Given records:
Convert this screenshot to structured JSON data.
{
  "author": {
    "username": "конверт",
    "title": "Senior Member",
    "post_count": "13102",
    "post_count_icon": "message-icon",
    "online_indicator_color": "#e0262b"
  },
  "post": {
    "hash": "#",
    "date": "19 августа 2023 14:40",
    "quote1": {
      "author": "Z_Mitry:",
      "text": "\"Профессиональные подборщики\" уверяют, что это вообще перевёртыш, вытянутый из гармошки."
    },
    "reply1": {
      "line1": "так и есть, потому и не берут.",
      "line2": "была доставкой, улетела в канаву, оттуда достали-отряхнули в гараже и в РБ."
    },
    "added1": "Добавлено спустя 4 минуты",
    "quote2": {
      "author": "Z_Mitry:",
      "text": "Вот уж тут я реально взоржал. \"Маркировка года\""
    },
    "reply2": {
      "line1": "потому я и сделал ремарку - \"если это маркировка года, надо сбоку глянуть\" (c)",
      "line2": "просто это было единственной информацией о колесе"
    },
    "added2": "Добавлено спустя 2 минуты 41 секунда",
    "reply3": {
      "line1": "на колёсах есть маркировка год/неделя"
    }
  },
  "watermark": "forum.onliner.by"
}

To be done: Pull every line holding "потому" out of the records.

Problem solution:
      "line1": "так и есть, потому и не берут.",
      "line1": "потому я и сделал ремарку - \"если это маркировка года, надо сбоку глянуть\" (c)",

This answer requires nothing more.